• [Goal]
In the following material, identify every line holding the string "κατὰ" and return it.

• [Data supplied]
=-=-=-=-=

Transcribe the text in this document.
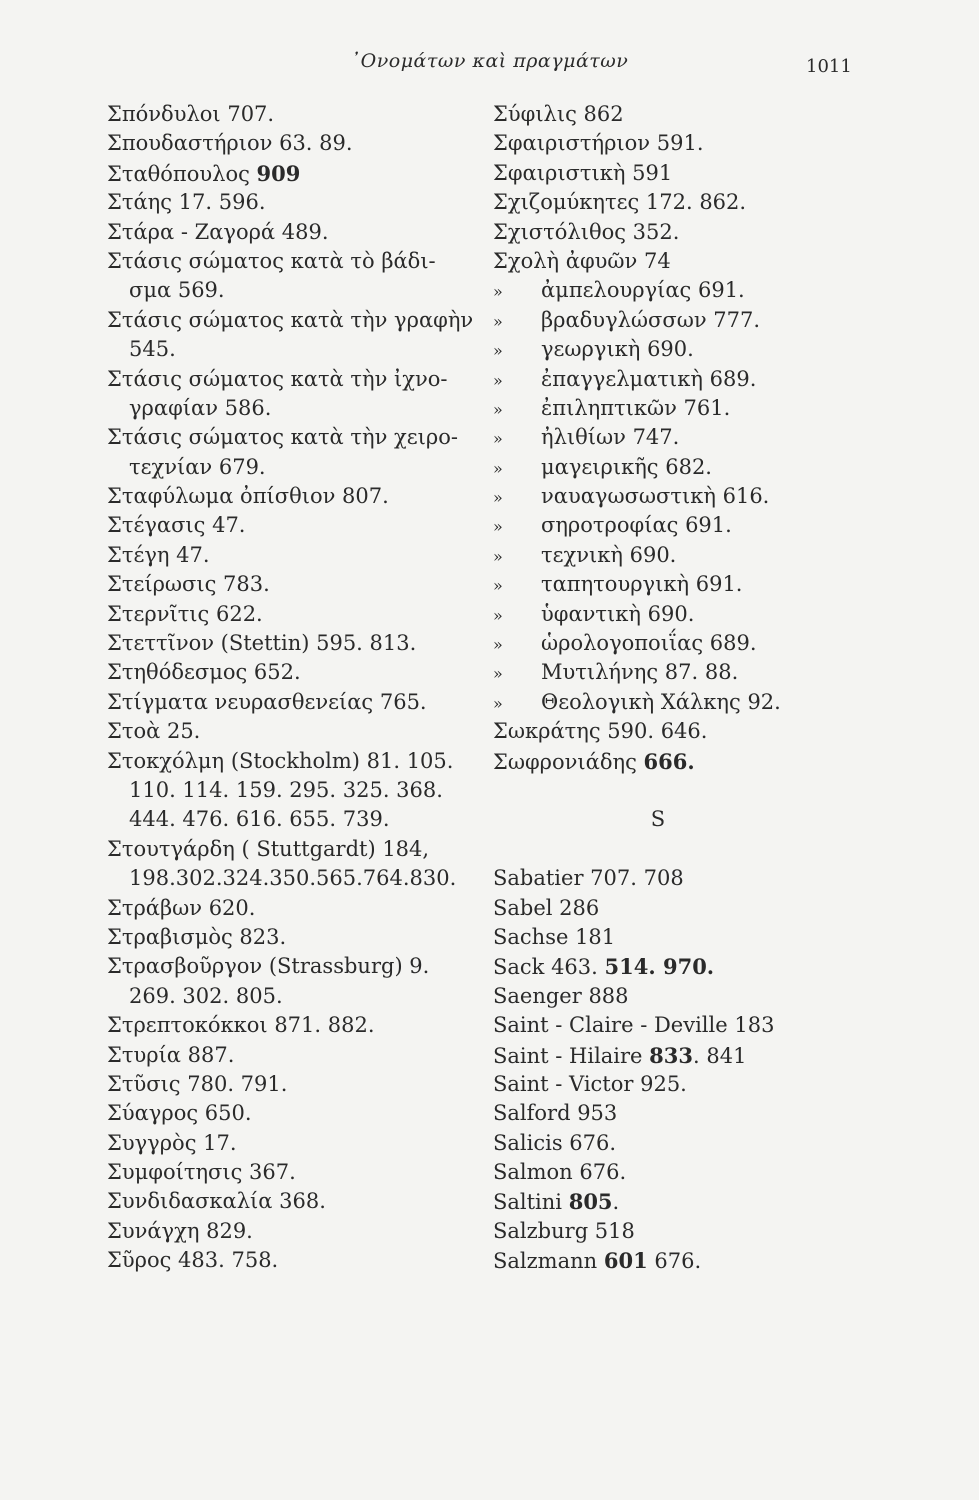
᾿Ονομάτων καὶ πραγμάτων	1011
Σπόνδυλοι 707.
Σπουδαστήριον 63. 89.
Σταθόπουλος 909
Στάης 17. 596.
Στάρα - Ζαγορά 489.
Στάσις σώματος κατὰ τὸ βάδι-
σμα 569.
Στάσις σώματος κατὰ τὴν γραφὴν
545.
Στάσις σώματος κατὰ τὴν ἰχνο-
γραφίαν 586.
Στάσις σώματος κατὰ τὴν χειρο-
τεχνίαν 679.
Σταφύλωμα ὀπίσθιον 807.
Στέγασις 47.
Στέγη 47.
Στείρωσις 783.
Στερνῖτις 622.
Στεττῖνον (Stettin) 595. 813.
Στηθόδεσμος 652.
Στίγματα νευρασθενείας 765.
Στοὰ 25.
Στοκχόλμη (Stockholm) 81. 105.
110. 114. 159. 295. 325. 368.
444. 476. 616. 655. 739.
Στουτγάρδη ( Stuttgardt) 184,
198.302.324.350.565.764.830.
Στράβων 620.
Στραβισμὸς 823.
Στρασβοῦργον (Strassburg) 9.
269. 302. 805.
Στρεπτοκόκκοι 871. 882.
Στυρία 887.
Στῦσις 780. 791.
Σύαγρος 650.
Συγγρὸς 17.
Συμφοίτησις 367.
Συνδιδασκαλία 368.
Συνάγχη 829.
Σῦρος 483. 758.
Σύφιλις 862
Σφαιριστήριον 591.
Σφαιριστικὴ 591
Σχιζομύκητες 172. 862.
Σχιστόλιθος 352.
Σχολὴ ἀφυῶν 74
» ἀμπελουργίας 691.
» βραδυγλώσσων 777.
» γεωργικὴ 690.
» ἐπαγγελματικὴ 689.
» ἐπιληπτικῶν 761.
» ἠλιθίων 747.
» μαγειρικῆς 682.
» ναυαγωσωστικὴ 616.
» σηροτροφίας 691.
» τεχνικὴ 690.
» ταπητουργικὴ 691.
» ὑφαντικὴ 690.
» ὡρολογοποιΐας 689.
» Μυτιλήνης 87. 88.
» Θεολογικὴ Χάλκης 92.
Σωκράτης 590. 646.
Σωφρονιάδης 666.
S
Sabatier 707. 708
Sabel 286
Sachse 181
Sack 463. 514. 970.
Saenger 888
Saint - Claire - Deville 183
Saint - Hilaire 833. 841
Saint - Victor 925.
Salford 953
Salicis 676.
Salmon 676.
Saltini 805.
Salzburg 518
Salzmann 601 676.
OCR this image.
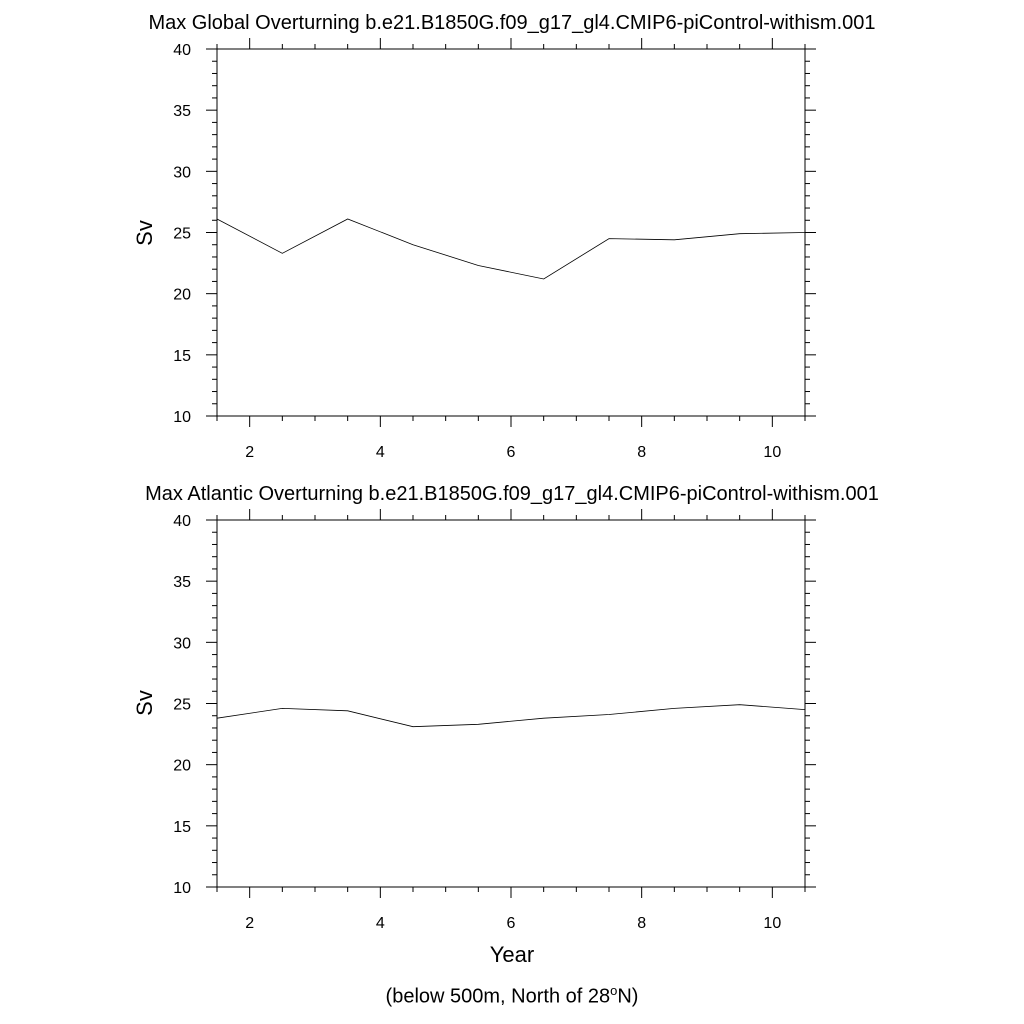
Max Global Overturning b.e21.B1850G.f09_g17_gl4.CMIP6-piControl-withism.001
Max Atlantic Overturning b.e21.B1850G.f09_g17_gl4.CMIP6-piControl-withism.001
Sv
Sv
Year
(below 500m, North of 28$^o$N)
2	4	6	8	10
10
15
20
25
30
35
40
2	4	6	8	10
10
15
20
25
30
35
40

=-=-=-=-=

• [Correct answer]
Στάσις σώματος κατὰ τὸ βάδι-
Στάσις σώματος κατὰ τὴν γραφὴν
Στάσις σώματος κατὰ τὴν ἰχνο-
Στάσις σώματος κατὰ τὴν χειρο-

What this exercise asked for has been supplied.